##### PROVIDED DATA

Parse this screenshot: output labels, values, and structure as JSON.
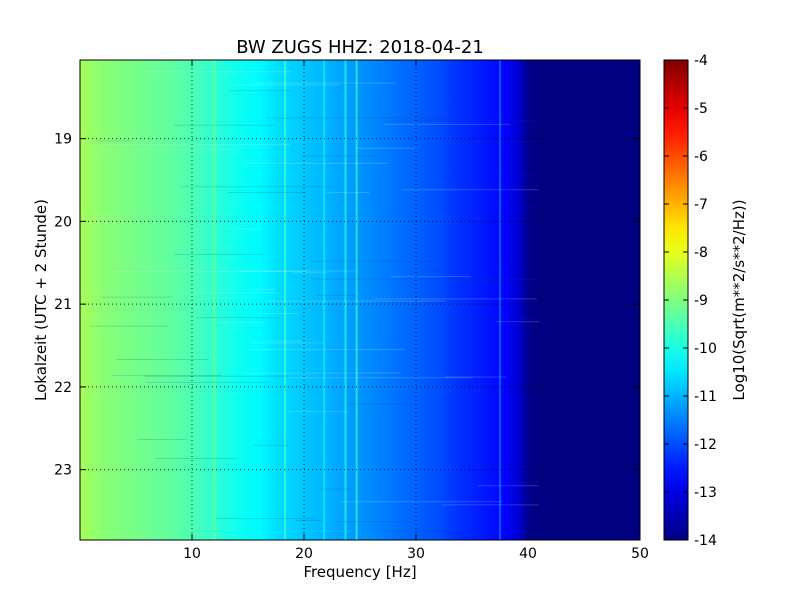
{
  "chart_data": {
    "type": "heatmap",
    "title": "BW ZUGS HHZ: 2018-04-21",
    "xlabel": "Frequency [Hz]",
    "ylabel": "Lokalzeit (UTC + 2 Stunde)",
    "colorbar_label": "Log10(Sqrt(m**2/s**2/Hz))",
    "colormap": "jet",
    "grid": true,
    "xlim": [
      0,
      50
    ],
    "ylim": [
      23.85,
      18.05
    ],
    "x_ticks": [
      "10",
      "20",
      "30",
      "40",
      "50"
    ],
    "y_ticks": [
      "19",
      "20",
      "21",
      "22",
      "23"
    ],
    "colorbar_range": [
      -14,
      -4
    ],
    "colorbar_ticks": [
      "-4",
      "-5",
      "-6",
      "-7",
      "-8",
      "-9",
      "-10",
      "-11",
      "-12",
      "-13",
      "-14"
    ],
    "frequency_profile": {
      "frequency_hz": [
        0,
        2,
        5,
        8,
        10,
        12,
        14,
        16,
        18,
        20,
        22,
        24,
        26,
        28,
        30,
        32,
        34,
        36,
        38,
        39,
        39.7,
        40.5,
        42,
        50
      ],
      "log10_amplitude": [
        -8.6,
        -8.9,
        -9.1,
        -9.3,
        -9.5,
        -9.8,
        -10.1,
        -10.3,
        -10.6,
        -10.8,
        -11.0,
        -11.2,
        -11.4,
        -11.6,
        -11.8,
        -12.0,
        -12.3,
        -12.5,
        -12.8,
        -13.1,
        -13.6,
        -14.0,
        -14.0,
        -14.0
      ]
    },
    "spectral_lines": [
      {
        "frequency_hz": 12.0,
        "log10_amplitude": -9.1
      },
      {
        "frequency_hz": 18.3,
        "log10_amplitude": -9.6
      },
      {
        "frequency_hz": 21.8,
        "log10_amplitude": -10.3
      },
      {
        "frequency_hz": 23.7,
        "log10_amplitude": -10.0
      },
      {
        "frequency_hz": 24.7,
        "log10_amplitude": -9.9
      },
      {
        "frequency_hz": 37.5,
        "log10_amplitude": -11.6
      }
    ]
  }
}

##########

Transcribe the records word for word and include no pictures.

### RESULT FOR THIS EXERCISE
Parse this screenshot: output labels, values, and structure as JSON.
{
  "chart_data": {
    "type": "heatmap",
    "title": "BW ZUGS HHZ: 2018-04-21",
    "xlabel": "Frequency [Hz]",
    "ylabel": "Lokalzeit (UTC + 2 Stunde)",
    "colorbar_label": "Log10(Sqrt(m**2/s**2/Hz))",
    "colormap": "jet",
    "grid": true,
    "xlim": [
      0,
      50
    ],
    "ylim": [
      23.85,
      18.05
    ],
    "x_ticks": [
      "10",
      "20",
      "30",
      "40",
      "50"
    ],
    "y_ticks": [
      "19",
      "20",
      "21",
      "22",
      "23"
    ],
    "colorbar_range": [
      -14,
      -4
    ],
    "colorbar_ticks": [
      "-4",
      "-5",
      "-6",
      "-7",
      "-8",
      "-9",
      "-10",
      "-11",
      "-12",
      "-13",
      "-14"
    ],
    "frequency_profile": {
      "frequency_hz": [
        0,
        2,
        5,
        8,
        10,
        12,
        14,
        16,
        18,
        20,
        22,
        24,
        26,
        28,
        30,
        32,
        34,
        36,
        38,
        39,
        39.7,
        40.5,
        42,
        50
      ],
      "log10_amplitude": [
        -8.6,
        -8.9,
        -9.1,
        -9.3,
        -9.5,
        -9.8,
        -10.1,
        -10.3,
        -10.6,
        -10.8,
        -11.0,
        -11.2,
        -11.4,
        -11.6,
        -11.8,
        -12.0,
        -12.3,
        -12.5,
        -12.8,
        -13.1,
        -13.6,
        -14.0,
        -14.0,
        -14.0
      ]
    },
    "spectral_lines": [
      {
        "frequency_hz": 12.0,
        "log10_amplitude": -9.1
      },
      {
        "frequency_hz": 18.3,
        "log10_amplitude": -9.6
      },
      {
        "frequency_hz": 21.8,
        "log10_amplitude": -10.3
      },
      {
        "frequency_hz": 23.7,
        "log10_amplitude": -10.0
      },
      {
        "frequency_hz": 24.7,
        "log10_amplitude": -9.9
      },
      {
        "frequency_hz": 37.5,
        "log10_amplitude": -11.6
      }
    ]
  }
}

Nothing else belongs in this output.